Written request => Look through the lines and report how many include the word "Alice", giving nothing but the number.

A run of records:

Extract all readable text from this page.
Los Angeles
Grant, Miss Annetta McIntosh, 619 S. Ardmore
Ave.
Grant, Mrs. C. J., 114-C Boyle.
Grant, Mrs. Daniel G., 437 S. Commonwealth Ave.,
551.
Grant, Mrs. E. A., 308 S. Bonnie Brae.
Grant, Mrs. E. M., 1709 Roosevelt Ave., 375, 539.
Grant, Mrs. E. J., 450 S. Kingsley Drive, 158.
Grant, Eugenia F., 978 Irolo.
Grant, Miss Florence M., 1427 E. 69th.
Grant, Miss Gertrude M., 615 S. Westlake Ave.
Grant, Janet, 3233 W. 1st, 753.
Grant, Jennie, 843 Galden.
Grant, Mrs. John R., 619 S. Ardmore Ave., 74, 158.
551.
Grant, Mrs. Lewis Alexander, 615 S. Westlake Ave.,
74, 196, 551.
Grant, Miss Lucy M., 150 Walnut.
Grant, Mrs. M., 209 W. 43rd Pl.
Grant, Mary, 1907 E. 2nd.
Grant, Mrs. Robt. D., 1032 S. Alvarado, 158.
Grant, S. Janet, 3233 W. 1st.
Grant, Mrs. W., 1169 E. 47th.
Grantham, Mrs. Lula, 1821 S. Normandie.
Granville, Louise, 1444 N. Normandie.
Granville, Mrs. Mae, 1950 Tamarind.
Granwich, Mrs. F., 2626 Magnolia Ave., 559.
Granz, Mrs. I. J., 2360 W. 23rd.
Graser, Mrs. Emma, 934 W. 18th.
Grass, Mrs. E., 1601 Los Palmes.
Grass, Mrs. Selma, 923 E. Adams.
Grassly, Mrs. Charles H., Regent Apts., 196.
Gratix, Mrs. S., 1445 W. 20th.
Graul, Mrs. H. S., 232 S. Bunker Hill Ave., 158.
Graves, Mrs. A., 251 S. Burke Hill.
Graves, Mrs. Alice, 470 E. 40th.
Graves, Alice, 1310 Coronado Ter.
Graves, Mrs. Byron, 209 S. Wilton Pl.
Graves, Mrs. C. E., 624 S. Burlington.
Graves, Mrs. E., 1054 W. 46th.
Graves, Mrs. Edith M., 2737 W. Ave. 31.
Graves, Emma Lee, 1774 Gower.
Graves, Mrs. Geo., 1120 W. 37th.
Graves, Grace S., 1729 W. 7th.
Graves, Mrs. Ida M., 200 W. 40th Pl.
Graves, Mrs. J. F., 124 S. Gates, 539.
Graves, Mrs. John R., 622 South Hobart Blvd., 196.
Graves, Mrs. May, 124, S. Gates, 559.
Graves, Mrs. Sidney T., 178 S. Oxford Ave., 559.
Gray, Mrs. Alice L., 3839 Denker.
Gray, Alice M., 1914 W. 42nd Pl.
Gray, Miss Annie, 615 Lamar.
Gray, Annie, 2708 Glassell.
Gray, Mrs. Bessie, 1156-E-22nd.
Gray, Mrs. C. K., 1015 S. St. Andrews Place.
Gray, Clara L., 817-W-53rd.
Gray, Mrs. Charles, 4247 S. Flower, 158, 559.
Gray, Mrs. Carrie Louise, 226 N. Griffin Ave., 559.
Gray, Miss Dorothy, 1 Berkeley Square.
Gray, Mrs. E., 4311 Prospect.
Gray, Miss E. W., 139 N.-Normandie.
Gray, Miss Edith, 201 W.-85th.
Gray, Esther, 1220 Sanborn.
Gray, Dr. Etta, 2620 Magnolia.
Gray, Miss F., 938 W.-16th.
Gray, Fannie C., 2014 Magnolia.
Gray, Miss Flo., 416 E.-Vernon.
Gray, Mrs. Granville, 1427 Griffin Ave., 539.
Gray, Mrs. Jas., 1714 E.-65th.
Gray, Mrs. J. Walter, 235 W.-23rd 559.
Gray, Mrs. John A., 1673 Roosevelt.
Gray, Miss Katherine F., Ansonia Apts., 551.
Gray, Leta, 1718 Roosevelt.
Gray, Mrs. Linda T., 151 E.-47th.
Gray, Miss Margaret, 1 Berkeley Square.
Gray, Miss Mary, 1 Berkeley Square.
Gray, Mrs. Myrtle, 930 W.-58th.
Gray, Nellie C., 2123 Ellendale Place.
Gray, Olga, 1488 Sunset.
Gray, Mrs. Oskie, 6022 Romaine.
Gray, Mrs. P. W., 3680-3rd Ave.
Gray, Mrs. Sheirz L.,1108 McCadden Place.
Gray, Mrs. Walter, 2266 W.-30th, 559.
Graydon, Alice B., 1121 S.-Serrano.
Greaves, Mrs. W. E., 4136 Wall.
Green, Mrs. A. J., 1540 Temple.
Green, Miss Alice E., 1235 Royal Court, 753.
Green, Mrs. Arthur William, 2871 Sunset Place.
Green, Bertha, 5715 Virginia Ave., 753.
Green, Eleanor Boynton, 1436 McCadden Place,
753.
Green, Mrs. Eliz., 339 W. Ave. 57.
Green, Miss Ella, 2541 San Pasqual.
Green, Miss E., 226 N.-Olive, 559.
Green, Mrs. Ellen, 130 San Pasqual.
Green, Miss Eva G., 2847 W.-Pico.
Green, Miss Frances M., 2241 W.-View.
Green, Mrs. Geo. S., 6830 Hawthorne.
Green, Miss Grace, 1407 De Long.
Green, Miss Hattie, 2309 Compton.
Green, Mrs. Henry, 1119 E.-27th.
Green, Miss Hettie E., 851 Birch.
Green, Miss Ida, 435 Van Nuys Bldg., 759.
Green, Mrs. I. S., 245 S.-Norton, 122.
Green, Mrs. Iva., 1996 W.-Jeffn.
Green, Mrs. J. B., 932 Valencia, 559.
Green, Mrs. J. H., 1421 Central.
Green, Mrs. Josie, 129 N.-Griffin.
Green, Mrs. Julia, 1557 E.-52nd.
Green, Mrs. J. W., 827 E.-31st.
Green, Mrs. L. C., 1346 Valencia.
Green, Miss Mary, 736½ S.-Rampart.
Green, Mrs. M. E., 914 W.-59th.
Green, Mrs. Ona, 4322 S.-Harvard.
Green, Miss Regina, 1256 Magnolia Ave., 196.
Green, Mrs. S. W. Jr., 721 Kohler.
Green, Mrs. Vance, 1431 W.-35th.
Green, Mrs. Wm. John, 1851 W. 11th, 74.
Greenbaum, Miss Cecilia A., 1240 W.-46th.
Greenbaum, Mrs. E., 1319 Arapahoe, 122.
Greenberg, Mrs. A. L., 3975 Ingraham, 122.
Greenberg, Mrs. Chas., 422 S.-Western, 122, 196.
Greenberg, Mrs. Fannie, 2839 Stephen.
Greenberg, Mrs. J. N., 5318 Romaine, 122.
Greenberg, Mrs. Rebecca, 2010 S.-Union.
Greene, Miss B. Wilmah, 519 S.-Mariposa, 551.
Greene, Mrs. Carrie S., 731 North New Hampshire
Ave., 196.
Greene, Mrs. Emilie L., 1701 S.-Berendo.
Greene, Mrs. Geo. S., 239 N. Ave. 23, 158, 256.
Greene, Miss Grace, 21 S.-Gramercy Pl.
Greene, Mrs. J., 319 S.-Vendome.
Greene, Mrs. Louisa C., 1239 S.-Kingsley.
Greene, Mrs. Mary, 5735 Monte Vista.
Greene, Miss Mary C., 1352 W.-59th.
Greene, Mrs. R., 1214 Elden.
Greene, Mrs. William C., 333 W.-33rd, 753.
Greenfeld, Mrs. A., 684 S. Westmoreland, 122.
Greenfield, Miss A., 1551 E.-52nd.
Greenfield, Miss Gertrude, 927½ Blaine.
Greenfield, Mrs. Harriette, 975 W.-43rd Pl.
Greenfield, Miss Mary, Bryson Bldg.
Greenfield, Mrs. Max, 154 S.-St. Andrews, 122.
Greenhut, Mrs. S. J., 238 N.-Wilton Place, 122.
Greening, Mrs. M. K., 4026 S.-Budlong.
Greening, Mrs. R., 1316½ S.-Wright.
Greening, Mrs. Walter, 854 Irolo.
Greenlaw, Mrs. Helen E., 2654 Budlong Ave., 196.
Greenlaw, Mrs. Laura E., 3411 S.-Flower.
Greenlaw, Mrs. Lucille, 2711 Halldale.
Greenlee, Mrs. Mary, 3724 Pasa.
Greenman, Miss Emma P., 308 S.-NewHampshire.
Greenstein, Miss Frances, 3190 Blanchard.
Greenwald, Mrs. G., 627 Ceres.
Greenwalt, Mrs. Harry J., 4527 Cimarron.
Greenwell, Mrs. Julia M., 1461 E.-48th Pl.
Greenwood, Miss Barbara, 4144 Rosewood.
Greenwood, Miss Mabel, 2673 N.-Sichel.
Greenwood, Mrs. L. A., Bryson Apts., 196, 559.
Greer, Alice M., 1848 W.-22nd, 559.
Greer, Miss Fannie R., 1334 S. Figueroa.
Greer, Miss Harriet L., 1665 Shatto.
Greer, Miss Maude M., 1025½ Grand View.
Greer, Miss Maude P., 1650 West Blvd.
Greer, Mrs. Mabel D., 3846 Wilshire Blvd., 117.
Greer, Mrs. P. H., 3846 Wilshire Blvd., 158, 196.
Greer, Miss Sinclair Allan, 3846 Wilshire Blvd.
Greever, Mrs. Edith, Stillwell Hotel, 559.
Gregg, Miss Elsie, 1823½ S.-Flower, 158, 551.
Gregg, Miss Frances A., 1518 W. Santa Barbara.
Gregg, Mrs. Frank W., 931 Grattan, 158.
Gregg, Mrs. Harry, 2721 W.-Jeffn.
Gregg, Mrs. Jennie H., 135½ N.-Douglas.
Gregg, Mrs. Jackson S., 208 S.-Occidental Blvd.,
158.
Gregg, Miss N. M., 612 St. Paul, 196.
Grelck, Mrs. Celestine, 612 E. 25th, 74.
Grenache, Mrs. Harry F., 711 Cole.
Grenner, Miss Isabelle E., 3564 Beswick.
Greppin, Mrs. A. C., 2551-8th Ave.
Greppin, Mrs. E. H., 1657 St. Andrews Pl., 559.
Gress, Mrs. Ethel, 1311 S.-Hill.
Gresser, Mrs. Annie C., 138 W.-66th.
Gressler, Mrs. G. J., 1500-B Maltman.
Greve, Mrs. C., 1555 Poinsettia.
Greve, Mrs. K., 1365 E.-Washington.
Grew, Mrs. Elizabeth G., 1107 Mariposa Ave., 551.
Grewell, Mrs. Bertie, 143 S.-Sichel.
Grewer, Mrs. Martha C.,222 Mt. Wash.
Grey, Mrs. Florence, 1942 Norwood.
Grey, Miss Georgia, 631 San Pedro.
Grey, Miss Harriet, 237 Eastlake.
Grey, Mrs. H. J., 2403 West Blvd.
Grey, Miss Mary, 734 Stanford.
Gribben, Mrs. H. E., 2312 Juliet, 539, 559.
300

Final answer => 7